__WHAT IS BEING ASKED__: Say how many lines contain the word "Ozone" and give no other text.

━━━ EXTRACTED INFORMATION

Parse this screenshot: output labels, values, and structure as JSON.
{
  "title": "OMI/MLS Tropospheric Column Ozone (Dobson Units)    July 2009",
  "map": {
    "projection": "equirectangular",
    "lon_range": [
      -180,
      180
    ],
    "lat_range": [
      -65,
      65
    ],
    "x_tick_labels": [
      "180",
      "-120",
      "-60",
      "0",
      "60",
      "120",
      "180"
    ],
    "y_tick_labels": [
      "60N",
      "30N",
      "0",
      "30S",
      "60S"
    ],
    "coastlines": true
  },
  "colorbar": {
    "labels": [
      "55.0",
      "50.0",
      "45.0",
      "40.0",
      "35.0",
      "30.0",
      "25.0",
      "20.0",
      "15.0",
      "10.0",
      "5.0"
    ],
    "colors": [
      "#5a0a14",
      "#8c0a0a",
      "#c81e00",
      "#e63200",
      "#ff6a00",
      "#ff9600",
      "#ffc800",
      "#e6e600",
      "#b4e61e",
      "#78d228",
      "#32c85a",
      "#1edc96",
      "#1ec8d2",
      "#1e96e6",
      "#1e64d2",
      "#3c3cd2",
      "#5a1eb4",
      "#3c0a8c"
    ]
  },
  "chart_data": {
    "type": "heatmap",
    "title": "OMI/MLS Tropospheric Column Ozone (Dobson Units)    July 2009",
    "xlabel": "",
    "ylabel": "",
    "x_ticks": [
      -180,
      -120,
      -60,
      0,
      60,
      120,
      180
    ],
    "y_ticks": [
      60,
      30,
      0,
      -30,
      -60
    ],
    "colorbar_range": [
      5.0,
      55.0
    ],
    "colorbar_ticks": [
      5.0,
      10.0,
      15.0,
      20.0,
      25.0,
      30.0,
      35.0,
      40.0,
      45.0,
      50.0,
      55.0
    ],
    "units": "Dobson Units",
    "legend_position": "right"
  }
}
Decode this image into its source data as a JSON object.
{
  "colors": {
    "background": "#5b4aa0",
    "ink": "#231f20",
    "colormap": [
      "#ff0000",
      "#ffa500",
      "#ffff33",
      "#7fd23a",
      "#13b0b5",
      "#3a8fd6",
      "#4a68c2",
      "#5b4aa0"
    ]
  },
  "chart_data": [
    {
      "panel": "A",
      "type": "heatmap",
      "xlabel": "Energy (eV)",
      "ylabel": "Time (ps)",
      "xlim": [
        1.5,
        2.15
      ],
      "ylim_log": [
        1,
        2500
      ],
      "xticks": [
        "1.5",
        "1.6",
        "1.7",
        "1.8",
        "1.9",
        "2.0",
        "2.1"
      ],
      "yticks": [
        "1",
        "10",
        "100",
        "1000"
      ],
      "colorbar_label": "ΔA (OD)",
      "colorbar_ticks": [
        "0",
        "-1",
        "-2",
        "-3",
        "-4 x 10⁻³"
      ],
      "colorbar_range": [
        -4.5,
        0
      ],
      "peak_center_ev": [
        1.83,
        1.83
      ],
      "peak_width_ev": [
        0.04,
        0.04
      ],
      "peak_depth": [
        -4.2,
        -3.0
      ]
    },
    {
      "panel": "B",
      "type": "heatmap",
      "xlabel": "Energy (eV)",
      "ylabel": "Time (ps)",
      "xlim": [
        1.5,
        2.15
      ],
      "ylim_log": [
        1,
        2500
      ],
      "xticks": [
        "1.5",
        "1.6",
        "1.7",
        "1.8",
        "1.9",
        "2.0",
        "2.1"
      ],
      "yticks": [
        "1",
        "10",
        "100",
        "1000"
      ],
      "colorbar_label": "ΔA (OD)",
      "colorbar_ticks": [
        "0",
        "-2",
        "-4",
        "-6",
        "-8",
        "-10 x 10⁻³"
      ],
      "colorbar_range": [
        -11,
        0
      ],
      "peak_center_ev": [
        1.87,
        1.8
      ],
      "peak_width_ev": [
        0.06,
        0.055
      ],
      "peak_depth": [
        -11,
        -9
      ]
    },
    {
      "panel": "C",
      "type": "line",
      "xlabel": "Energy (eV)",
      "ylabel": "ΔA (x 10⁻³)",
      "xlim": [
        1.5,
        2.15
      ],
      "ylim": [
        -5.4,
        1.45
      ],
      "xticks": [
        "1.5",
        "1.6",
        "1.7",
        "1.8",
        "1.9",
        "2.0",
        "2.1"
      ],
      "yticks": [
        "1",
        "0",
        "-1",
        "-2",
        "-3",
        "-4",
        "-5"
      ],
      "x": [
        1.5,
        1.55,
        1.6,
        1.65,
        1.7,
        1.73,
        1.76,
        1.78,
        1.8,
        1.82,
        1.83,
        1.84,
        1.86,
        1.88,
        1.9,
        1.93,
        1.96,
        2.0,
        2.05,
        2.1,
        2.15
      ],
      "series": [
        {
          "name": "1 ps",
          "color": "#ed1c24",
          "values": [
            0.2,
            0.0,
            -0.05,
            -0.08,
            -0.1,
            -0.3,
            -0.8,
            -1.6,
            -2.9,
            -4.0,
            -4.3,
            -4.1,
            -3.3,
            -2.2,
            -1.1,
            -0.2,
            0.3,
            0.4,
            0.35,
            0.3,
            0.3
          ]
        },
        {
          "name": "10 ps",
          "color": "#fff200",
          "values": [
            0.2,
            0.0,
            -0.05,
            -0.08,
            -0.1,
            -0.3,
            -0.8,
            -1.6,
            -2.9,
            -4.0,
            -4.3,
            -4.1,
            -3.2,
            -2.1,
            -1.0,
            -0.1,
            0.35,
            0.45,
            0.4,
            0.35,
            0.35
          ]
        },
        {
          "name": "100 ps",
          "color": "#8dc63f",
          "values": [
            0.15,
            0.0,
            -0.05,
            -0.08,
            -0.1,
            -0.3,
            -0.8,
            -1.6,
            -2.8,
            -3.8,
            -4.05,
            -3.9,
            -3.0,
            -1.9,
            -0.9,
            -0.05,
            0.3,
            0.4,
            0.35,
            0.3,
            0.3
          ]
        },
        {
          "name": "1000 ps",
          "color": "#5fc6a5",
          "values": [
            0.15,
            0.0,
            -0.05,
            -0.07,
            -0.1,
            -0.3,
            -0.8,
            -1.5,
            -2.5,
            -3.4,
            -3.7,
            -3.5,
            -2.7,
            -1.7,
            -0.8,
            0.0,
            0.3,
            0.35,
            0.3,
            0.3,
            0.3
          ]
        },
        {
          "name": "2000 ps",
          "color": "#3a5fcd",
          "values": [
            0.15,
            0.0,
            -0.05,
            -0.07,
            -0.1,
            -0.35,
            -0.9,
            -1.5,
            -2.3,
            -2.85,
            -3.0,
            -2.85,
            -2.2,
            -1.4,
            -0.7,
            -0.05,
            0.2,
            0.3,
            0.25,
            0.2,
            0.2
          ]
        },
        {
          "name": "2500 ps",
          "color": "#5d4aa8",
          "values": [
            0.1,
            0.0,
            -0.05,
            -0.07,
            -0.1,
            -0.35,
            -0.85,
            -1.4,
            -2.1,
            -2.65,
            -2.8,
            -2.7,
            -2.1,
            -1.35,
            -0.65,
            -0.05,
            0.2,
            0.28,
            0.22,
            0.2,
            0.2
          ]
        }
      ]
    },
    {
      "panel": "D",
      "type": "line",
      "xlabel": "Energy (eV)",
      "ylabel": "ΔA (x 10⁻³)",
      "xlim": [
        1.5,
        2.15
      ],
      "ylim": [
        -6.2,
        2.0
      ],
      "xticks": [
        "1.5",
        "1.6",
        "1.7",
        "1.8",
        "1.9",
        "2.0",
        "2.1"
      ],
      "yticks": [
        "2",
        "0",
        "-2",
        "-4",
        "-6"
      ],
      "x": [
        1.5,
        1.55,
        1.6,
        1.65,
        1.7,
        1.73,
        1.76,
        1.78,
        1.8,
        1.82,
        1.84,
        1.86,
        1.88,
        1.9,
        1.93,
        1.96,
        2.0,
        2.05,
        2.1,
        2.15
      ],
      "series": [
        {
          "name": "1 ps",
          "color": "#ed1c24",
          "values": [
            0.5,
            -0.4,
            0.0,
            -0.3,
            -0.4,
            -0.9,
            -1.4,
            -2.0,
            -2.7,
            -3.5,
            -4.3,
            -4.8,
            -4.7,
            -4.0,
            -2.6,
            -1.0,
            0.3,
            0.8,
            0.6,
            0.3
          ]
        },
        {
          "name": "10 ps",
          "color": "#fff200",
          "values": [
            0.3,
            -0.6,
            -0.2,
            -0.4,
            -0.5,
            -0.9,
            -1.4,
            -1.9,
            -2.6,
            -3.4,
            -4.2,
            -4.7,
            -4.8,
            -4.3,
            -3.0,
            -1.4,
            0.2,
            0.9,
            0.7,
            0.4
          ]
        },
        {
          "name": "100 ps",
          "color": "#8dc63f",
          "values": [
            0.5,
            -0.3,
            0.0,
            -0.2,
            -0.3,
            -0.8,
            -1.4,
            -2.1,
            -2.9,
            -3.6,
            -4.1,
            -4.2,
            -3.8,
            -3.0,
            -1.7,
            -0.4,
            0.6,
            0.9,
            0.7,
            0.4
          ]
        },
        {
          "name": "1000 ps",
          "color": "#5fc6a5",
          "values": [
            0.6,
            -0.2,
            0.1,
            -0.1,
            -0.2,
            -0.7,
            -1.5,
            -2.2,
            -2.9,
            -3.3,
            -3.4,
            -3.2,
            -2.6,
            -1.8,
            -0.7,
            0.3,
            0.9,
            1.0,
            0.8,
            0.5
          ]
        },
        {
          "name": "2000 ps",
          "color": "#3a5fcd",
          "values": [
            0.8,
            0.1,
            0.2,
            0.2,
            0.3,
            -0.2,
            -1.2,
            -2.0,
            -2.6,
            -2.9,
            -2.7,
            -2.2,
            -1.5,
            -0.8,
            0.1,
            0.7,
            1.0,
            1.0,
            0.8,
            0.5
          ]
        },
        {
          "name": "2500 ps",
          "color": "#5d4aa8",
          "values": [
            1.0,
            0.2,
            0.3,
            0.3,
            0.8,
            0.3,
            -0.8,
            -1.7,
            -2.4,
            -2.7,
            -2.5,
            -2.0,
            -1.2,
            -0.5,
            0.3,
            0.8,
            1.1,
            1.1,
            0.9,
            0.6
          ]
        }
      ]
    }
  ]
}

━━━━━━

__FULL RESPONSE__: 2